Rows from a figure dataset:

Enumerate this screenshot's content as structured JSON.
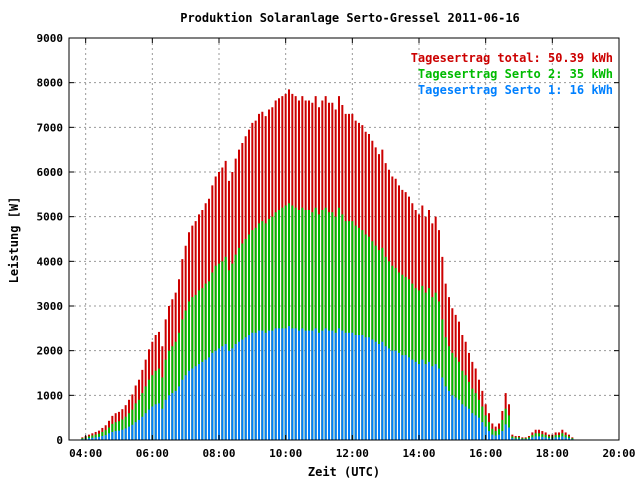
{
  "chart_data": {
    "type": "bar",
    "stacked": true,
    "title": "Produktion Solaranlage Serto-Gressel 2011-06-16",
    "xlabel": "Zeit (UTC)",
    "ylabel": "Leistung [W]",
    "xlim": [
      3.5,
      20.0
    ],
    "ylim": [
      0,
      9000
    ],
    "xticks": [
      {
        "v": 4,
        "label": "04:00"
      },
      {
        "v": 6,
        "label": "06:00"
      },
      {
        "v": 8,
        "label": "08:00"
      },
      {
        "v": 10,
        "label": "10:00"
      },
      {
        "v": 12,
        "label": "12:00"
      },
      {
        "v": 14,
        "label": "14:00"
      },
      {
        "v": 16,
        "label": "16:00"
      },
      {
        "v": 18,
        "label": "18:00"
      },
      {
        "v": 20,
        "label": "20:00"
      }
    ],
    "yticks": [
      0,
      1000,
      2000,
      3000,
      4000,
      5000,
      6000,
      7000,
      8000,
      9000
    ],
    "grid": true,
    "legend_position": "top-right",
    "legend": [
      {
        "label": "Tagesertrag total: 50.39 kWh",
        "color": "#cc0000"
      },
      {
        "label": "Tagesertrag Serto 2: 35 kWh",
        "color": "#00bb00"
      },
      {
        "label": "Tagesertrag Serto 1: 16 kWh",
        "color": "#0080ff"
      }
    ],
    "colors": {
      "total": "#cc0000",
      "serto2": "#00bb00",
      "serto1": "#0080ff"
    },
    "x": [
      3.9,
      4.0,
      4.1,
      4.2,
      4.3,
      4.4,
      4.5,
      4.6,
      4.7,
      4.8,
      4.9,
      5.0,
      5.1,
      5.2,
      5.3,
      5.4,
      5.5,
      5.6,
      5.7,
      5.8,
      5.9,
      6.0,
      6.1,
      6.2,
      6.3,
      6.4,
      6.5,
      6.6,
      6.7,
      6.8,
      6.9,
      7.0,
      7.1,
      7.2,
      7.3,
      7.4,
      7.5,
      7.6,
      7.7,
      7.8,
      7.9,
      8.0,
      8.1,
      8.2,
      8.3,
      8.4,
      8.5,
      8.6,
      8.7,
      8.8,
      8.9,
      9.0,
      9.1,
      9.2,
      9.3,
      9.4,
      9.5,
      9.6,
      9.7,
      9.8,
      9.9,
      10.0,
      10.1,
      10.2,
      10.3,
      10.4,
      10.5,
      10.6,
      10.7,
      10.8,
      10.9,
      11.0,
      11.1,
      11.2,
      11.3,
      11.4,
      11.5,
      11.6,
      11.7,
      11.8,
      11.9,
      12.0,
      12.1,
      12.2,
      12.3,
      12.4,
      12.5,
      12.6,
      12.7,
      12.8,
      12.9,
      13.0,
      13.1,
      13.2,
      13.3,
      13.4,
      13.5,
      13.6,
      13.7,
      13.8,
      13.9,
      14.0,
      14.1,
      14.2,
      14.3,
      14.4,
      14.5,
      14.6,
      14.7,
      14.8,
      14.9,
      15.0,
      15.1,
      15.2,
      15.3,
      15.4,
      15.5,
      15.6,
      15.7,
      15.8,
      15.9,
      16.0,
      16.1,
      16.2,
      16.3,
      16.4,
      16.5,
      16.6,
      16.7,
      16.8,
      16.9,
      17.0,
      17.1,
      17.2,
      17.3,
      17.4,
      17.5,
      17.6,
      17.7,
      17.8,
      17.9,
      18.0,
      18.1,
      18.2,
      18.3,
      18.4,
      18.5,
      18.6,
      18.7,
      18.8
    ],
    "serto1": [
      20,
      30,
      40,
      50,
      60,
      70,
      90,
      110,
      150,
      180,
      200,
      210,
      230,
      260,
      300,
      340,
      400,
      450,
      520,
      600,
      680,
      750,
      800,
      820,
      700,
      900,
      1000,
      1050,
      1100,
      1200,
      1350,
      1450,
      1550,
      1600,
      1650,
      1700,
      1750,
      1800,
      1850,
      1950,
      2000,
      2050,
      2100,
      2150,
      2000,
      2050,
      2150,
      2200,
      2250,
      2300,
      2350,
      2400,
      2400,
      2450,
      2450,
      2400,
      2450,
      2450,
      2500,
      2500,
      2500,
      2500,
      2550,
      2500,
      2500,
      2450,
      2500,
      2450,
      2450,
      2450,
      2500,
      2400,
      2450,
      2500,
      2450,
      2450,
      2400,
      2500,
      2450,
      2400,
      2400,
      2400,
      2350,
      2350,
      2350,
      2300,
      2300,
      2250,
      2200,
      2150,
      2200,
      2100,
      2050,
      2000,
      2000,
      1950,
      1900,
      1900,
      1850,
      1800,
      1750,
      1700,
      1800,
      1700,
      1750,
      1650,
      1700,
      1600,
      1400,
      1200,
      1100,
      1000,
      950,
      900,
      800,
      750,
      700,
      600,
      550,
      500,
      400,
      300,
      200,
      120,
      100,
      120,
      200,
      350,
      280,
      40,
      30,
      30,
      20,
      20,
      30,
      60,
      80,
      80,
      70,
      60,
      40,
      40,
      60,
      60,
      80,
      60,
      40,
      20
    ],
    "serto2": [
      40,
      60,
      80,
      100,
      120,
      140,
      180,
      220,
      280,
      360,
      400,
      420,
      460,
      520,
      600,
      680,
      820,
      900,
      1050,
      1200,
      1350,
      1450,
      1550,
      1600,
      1400,
      1800,
      2000,
      2100,
      2200,
      2400,
      2700,
      2900,
      3100,
      3200,
      3250,
      3350,
      3400,
      3500,
      3550,
      3750,
      3900,
      3950,
      4000,
      4100,
      3800,
      3950,
      4150,
      4300,
      4400,
      4500,
      4600,
      4700,
      4750,
      4850,
      4900,
      4850,
      4950,
      5000,
      5100,
      5150,
      5200,
      5250,
      5300,
      5250,
      5200,
      5150,
      5200,
      5150,
      5150,
      5100,
      5200,
      5050,
      5150,
      5200,
      5100,
      5100,
      5000,
      5200,
      5050,
      4900,
      4900,
      4900,
      4800,
      4750,
      4700,
      4600,
      4550,
      4450,
      4350,
      4250,
      4300,
      4100,
      4000,
      3900,
      3850,
      3750,
      3700,
      3650,
      3600,
      3500,
      3400,
      3350,
      3450,
      3300,
      3400,
      3200,
      3300,
      3100,
      2700,
      2300,
      2100,
      1950,
      1850,
      1750,
      1550,
      1450,
      1300,
      1150,
      1050,
      900,
      750,
      550,
      400,
      250,
      200,
      250,
      450,
      700,
      550,
      80,
      60,
      60,
      40,
      40,
      60,
      110,
      150,
      150,
      130,
      110,
      80,
      80,
      110,
      110,
      150,
      110,
      80,
      40
    ],
    "total": [
      60,
      90,
      120,
      150,
      180,
      210,
      270,
      330,
      430,
      540,
      600,
      630,
      690,
      780,
      900,
      1020,
      1220,
      1350,
      1570,
      1800,
      2030,
      2200,
      2350,
      2420,
      2100,
      2700,
      3000,
      3150,
      3300,
      3600,
      4050,
      4350,
      4650,
      4800,
      4900,
      5050,
      5150,
      5300,
      5400,
      5700,
      5900,
      6000,
      6100,
      6250,
      5800,
      6000,
      6300,
      6500,
      6650,
      6800,
      6950,
      7100,
      7150,
      7300,
      7350,
      7250,
      7400,
      7450,
      7600,
      7650,
      7700,
      7750,
      7850,
      7750,
      7700,
      7600,
      7700,
      7600,
      7600,
      7550,
      7700,
      7450,
      7600,
      7700,
      7550,
      7550,
      7400,
      7700,
      7500,
      7300,
      7300,
      7300,
      7150,
      7100,
      7050,
      6900,
      6850,
      6700,
      6550,
      6400,
      6500,
      6200,
      6050,
      5900,
      5850,
      5700,
      5600,
      5550,
      5450,
      5300,
      5150,
      5050,
      5250,
      5000,
      5150,
      4850,
      5000,
      4700,
      4100,
      3500,
      3200,
      2950,
      2800,
      2650,
      2350,
      2200,
      1950,
      1750,
      1600,
      1350,
      1100,
      800,
      600,
      370,
      300,
      370,
      650,
      1050,
      800,
      120,
      90,
      90,
      60,
      60,
      90,
      170,
      230,
      230,
      200,
      170,
      120,
      120,
      170,
      170,
      230,
      170,
      120,
      60
    ],
    "_note_rows": "values in W per sample; per-sample spikes smoothed/approximated"
  }
}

Given exercise: From the data above, count the lines where "total" occurs and give that figure and nothing else.

Expected output: 3